**EXERCISE AIM:**
From the entries that follow, extract each line holding the string "value".

= = =

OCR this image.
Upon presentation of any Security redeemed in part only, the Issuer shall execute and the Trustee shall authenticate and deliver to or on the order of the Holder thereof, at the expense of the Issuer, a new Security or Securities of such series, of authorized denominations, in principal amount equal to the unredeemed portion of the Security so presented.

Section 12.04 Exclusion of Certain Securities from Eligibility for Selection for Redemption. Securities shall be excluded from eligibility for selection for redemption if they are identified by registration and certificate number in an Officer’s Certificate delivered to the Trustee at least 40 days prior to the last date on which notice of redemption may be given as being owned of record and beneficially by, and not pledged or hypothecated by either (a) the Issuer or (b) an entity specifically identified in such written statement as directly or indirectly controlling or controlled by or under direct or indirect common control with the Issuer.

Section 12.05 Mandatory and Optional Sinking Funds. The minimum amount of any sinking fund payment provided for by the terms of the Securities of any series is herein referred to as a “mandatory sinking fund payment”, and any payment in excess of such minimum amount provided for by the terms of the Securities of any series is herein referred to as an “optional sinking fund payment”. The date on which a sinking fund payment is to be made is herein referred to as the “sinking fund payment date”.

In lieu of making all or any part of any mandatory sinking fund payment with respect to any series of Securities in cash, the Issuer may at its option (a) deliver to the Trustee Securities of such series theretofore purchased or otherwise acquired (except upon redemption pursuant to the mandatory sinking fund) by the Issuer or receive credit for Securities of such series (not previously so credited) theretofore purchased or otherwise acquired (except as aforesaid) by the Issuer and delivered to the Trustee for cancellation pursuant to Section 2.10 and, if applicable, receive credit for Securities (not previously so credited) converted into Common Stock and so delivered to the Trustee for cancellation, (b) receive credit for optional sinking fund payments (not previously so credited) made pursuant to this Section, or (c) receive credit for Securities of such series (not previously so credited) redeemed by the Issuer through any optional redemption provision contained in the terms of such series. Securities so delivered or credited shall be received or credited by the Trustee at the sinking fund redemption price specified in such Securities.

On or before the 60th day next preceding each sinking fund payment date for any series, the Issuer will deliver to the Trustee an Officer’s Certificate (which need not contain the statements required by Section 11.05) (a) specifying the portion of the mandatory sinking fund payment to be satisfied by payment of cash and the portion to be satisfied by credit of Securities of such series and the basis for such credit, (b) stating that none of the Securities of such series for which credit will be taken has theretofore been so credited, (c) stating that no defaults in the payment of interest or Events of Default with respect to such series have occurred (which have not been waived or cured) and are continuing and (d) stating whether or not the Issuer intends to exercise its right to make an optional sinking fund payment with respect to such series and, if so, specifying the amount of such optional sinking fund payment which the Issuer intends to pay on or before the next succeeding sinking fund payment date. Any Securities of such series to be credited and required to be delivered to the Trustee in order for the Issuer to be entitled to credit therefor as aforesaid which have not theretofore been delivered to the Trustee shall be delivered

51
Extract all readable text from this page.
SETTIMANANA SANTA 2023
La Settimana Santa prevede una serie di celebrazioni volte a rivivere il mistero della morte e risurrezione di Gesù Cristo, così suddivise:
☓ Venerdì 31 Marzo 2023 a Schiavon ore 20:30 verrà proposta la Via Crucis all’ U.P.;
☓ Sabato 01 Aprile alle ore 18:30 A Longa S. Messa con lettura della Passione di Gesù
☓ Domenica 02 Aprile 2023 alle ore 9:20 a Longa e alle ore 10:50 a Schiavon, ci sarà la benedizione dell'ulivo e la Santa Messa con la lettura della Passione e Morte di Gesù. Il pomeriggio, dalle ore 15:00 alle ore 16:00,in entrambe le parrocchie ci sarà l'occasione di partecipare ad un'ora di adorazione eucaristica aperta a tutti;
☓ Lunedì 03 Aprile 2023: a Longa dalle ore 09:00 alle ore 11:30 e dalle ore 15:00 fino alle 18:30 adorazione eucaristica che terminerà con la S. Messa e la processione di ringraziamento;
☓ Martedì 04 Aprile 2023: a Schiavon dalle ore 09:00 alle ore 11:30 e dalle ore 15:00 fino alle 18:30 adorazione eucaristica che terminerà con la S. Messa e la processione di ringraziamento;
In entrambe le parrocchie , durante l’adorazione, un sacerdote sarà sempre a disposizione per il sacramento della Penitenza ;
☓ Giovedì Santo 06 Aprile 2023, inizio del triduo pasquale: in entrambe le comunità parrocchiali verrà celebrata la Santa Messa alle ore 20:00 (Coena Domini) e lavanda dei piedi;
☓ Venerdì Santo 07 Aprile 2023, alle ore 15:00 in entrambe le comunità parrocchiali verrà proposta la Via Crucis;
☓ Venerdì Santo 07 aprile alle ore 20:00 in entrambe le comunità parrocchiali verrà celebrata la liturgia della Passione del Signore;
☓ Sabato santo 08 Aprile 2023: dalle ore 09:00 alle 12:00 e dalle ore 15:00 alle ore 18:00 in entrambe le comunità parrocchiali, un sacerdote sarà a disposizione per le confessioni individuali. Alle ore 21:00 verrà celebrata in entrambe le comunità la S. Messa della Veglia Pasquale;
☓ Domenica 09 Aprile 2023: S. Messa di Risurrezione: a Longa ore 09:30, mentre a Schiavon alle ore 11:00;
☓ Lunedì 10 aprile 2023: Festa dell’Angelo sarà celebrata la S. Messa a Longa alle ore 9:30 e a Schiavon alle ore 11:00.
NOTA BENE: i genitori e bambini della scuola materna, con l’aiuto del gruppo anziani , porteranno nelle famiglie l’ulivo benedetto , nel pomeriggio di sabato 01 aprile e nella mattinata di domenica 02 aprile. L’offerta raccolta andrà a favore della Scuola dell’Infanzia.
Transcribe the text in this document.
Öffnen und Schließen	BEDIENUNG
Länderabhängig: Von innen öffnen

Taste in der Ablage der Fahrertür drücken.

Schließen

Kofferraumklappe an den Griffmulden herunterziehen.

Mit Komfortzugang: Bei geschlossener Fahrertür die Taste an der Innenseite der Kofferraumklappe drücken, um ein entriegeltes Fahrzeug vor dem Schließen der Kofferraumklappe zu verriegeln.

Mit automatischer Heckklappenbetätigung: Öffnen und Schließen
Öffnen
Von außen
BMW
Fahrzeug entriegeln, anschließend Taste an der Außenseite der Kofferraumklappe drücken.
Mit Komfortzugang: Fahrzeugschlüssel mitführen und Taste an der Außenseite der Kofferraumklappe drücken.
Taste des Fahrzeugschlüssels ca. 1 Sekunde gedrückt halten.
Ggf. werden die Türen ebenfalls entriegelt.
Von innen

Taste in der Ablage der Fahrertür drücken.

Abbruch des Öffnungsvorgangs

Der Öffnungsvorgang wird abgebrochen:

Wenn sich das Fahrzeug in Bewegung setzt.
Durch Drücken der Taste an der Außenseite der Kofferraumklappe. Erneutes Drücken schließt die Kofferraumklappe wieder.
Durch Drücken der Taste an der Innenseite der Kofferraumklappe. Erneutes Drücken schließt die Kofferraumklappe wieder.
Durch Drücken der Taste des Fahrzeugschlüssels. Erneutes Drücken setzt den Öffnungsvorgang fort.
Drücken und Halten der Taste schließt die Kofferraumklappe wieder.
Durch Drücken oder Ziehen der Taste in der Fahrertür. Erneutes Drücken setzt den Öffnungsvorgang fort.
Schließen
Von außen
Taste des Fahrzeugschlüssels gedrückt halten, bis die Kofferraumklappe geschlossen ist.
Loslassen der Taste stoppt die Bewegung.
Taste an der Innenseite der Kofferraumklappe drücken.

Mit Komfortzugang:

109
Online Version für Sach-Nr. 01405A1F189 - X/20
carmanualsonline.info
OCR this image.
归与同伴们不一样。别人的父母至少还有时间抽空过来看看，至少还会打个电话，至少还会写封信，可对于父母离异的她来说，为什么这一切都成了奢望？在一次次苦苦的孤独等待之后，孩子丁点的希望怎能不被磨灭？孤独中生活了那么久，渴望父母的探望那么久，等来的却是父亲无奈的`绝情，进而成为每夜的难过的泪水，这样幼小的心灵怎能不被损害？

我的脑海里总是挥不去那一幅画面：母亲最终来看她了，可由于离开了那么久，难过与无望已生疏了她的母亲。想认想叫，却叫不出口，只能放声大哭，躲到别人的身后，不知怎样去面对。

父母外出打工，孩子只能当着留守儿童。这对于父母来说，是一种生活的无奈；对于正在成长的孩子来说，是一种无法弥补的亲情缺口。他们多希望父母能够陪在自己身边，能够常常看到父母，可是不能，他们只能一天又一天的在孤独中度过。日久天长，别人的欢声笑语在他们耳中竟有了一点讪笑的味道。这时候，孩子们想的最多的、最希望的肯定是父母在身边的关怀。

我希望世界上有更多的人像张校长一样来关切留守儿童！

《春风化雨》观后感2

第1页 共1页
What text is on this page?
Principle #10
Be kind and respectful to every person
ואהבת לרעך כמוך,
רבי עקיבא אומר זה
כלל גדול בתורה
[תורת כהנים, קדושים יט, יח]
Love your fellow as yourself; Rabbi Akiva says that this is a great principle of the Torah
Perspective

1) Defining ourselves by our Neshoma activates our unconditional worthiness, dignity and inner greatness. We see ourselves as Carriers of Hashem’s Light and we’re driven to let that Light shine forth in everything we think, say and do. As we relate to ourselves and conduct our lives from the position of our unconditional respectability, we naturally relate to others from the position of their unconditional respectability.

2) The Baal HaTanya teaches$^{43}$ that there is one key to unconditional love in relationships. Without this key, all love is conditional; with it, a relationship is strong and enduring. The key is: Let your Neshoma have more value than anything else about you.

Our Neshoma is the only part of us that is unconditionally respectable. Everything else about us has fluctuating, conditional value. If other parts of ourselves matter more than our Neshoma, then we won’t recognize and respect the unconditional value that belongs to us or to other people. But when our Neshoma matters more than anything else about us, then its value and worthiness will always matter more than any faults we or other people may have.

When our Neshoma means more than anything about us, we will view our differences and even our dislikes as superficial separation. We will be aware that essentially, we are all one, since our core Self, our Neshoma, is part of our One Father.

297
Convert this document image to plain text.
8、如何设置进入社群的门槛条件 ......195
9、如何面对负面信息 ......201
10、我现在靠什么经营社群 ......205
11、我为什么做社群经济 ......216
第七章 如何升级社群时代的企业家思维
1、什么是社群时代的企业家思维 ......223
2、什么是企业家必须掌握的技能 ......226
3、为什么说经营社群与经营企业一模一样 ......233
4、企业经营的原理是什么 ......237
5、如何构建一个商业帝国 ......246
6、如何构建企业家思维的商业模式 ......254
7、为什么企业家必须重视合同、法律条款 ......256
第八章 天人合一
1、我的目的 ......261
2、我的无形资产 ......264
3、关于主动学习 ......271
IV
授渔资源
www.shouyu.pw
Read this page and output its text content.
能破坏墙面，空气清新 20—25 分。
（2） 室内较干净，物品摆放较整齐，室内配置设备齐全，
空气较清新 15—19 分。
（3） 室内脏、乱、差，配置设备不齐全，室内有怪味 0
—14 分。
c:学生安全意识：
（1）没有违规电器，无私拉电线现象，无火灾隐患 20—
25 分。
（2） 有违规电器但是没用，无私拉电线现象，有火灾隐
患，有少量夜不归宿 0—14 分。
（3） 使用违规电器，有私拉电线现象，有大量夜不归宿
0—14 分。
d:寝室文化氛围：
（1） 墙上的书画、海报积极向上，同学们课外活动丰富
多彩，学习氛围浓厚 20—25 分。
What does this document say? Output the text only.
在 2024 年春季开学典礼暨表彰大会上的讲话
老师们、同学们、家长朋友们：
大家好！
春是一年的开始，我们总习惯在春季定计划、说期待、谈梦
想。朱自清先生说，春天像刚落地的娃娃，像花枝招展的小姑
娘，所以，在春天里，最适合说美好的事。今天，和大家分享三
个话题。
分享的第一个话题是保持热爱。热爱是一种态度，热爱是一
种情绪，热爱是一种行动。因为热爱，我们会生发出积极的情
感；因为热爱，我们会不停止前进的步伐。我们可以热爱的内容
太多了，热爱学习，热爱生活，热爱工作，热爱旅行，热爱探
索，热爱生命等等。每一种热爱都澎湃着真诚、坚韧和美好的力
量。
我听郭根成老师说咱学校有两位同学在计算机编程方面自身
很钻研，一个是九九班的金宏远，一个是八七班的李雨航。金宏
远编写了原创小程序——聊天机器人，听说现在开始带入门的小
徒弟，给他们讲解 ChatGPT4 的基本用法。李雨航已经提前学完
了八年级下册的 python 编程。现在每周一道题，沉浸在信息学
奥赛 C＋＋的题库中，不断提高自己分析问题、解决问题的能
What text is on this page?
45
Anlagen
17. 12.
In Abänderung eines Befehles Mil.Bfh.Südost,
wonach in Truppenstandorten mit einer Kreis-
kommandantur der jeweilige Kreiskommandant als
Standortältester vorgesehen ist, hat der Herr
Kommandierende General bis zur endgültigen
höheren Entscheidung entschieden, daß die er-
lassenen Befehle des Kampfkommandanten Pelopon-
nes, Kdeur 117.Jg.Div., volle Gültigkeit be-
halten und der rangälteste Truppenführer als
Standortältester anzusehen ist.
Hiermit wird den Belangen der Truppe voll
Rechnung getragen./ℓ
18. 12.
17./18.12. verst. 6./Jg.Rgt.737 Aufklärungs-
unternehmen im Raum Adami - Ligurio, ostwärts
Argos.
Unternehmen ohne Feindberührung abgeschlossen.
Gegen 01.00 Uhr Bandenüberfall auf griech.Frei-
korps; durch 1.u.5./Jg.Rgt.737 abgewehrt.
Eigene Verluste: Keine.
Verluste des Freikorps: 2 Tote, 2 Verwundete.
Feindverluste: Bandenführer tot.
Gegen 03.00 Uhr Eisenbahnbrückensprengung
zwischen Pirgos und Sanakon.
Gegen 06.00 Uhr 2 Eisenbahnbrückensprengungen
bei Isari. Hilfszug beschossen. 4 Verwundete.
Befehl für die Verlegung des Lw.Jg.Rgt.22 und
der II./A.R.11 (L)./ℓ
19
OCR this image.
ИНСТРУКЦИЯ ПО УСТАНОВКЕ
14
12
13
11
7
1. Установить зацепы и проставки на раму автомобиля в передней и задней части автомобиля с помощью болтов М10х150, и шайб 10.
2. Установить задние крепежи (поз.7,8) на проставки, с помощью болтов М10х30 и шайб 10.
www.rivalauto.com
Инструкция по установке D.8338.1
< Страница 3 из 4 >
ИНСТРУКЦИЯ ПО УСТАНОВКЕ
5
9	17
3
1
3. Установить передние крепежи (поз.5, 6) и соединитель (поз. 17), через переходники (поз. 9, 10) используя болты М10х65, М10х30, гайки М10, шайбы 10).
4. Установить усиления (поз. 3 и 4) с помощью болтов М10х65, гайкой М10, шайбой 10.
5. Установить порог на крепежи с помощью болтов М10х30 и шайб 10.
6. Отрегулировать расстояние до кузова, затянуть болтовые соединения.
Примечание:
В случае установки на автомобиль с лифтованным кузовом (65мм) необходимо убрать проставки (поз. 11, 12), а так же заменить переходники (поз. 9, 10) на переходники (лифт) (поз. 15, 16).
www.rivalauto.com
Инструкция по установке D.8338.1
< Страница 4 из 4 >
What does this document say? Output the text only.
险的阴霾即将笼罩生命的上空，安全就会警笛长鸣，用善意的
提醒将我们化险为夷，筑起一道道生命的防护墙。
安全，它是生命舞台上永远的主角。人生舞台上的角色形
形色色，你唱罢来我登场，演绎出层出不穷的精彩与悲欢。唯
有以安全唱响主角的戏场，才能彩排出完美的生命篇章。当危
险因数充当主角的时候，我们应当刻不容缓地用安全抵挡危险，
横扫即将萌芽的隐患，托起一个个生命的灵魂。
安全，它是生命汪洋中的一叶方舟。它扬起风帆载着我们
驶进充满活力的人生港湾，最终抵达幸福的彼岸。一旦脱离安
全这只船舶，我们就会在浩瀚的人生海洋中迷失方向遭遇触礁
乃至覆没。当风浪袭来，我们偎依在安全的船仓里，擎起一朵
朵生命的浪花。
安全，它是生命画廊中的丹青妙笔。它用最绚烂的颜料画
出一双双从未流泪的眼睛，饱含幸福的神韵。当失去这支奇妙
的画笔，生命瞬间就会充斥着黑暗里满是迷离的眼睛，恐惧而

= = =

**SOLVED PROBLEM:**
2) The Baal HaTanya teaches$^{43}$ that there is one key to unconditional love in relationships. Without this key, all love is conditional; with it, a relationship is strong and enduring. The key is: Let your Neshoma have more value than anything else about you.
Our Neshoma is the only part of us that is unconditionally respectable. Everything else about us has fluctuating, conditional value. If other parts of ourselves matter more than our Neshoma, then we won’t recognize and respect the unconditional value that belongs to us or to other people. But when our Neshoma matters more than anything else about us, then its value and worthiness will always matter more than any faults we or other people may have.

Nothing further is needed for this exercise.